What is asked: Print the listing below in its entirety, character for character.

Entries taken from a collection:
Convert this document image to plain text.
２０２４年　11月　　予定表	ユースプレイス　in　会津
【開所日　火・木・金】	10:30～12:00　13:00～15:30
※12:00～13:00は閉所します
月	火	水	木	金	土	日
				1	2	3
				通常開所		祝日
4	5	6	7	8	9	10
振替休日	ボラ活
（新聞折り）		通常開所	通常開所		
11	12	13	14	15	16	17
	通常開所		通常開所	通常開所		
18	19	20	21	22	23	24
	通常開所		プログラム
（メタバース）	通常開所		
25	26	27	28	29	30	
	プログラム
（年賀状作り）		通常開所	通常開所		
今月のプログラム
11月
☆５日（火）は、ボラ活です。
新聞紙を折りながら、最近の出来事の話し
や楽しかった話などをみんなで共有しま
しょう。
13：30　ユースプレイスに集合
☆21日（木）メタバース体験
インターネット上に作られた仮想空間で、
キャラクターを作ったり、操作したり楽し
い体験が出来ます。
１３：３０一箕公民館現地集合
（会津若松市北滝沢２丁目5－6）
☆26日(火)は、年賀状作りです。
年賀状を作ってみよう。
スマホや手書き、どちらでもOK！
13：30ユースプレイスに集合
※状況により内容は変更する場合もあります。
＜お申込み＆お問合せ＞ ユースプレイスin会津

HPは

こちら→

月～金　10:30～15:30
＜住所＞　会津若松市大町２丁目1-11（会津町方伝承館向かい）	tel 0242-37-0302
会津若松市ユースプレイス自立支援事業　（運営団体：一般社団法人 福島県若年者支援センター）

Task output:
Convert this document image to plain text.
２０２４年　11月　　予定表	ユースプレイス　in　会津
【開所日　火・木・金】	10:30～12:00　13:00～15:30
※12:00～13:00は閉所します
月	火	水	木	金	土	日
				1	2	3
				通常開所		祝日
4	5	6	7	8	9	10
振替休日	ボラ活
（新聞折り）		通常開所	通常開所		
11	12	13	14	15	16	17
	通常開所		通常開所	通常開所		
18	19	20	21	22	23	24
	通常開所		プログラム
（メタバース）	通常開所		
25	26	27	28	29	30	
	プログラム
（年賀状作り）		通常開所	通常開所		
今月のプログラム
11月
☆５日（火）は、ボラ活です。
新聞紙を折りながら、最近の出来事の話し
や楽しかった話などをみんなで共有しま
しょう。
13：30　ユースプレイスに集合
☆21日（木）メタバース体験
インターネット上に作られた仮想空間で、
キャラクターを作ったり、操作したり楽し
い体験が出来ます。
１３：３０一箕公民館現地集合
（会津若松市北滝沢２丁目5－6）
☆26日(火)は、年賀状作りです。
年賀状を作ってみよう。
スマホや手書き、どちらでもOK！
13：30ユースプレイスに集合
※状況により内容は変更する場合もあります。
＜お申込み＆お問合せ＞ ユースプレイスin会津

HPは

こちら→

月～金　10:30～15:30
＜住所＞　会津若松市大町２丁目1-11（会津町方伝承館向かい）	tel 0242-37-0302
会津若松市ユースプレイス自立支援事業　（運営団体：一般社団法人 福島県若年者支援センター）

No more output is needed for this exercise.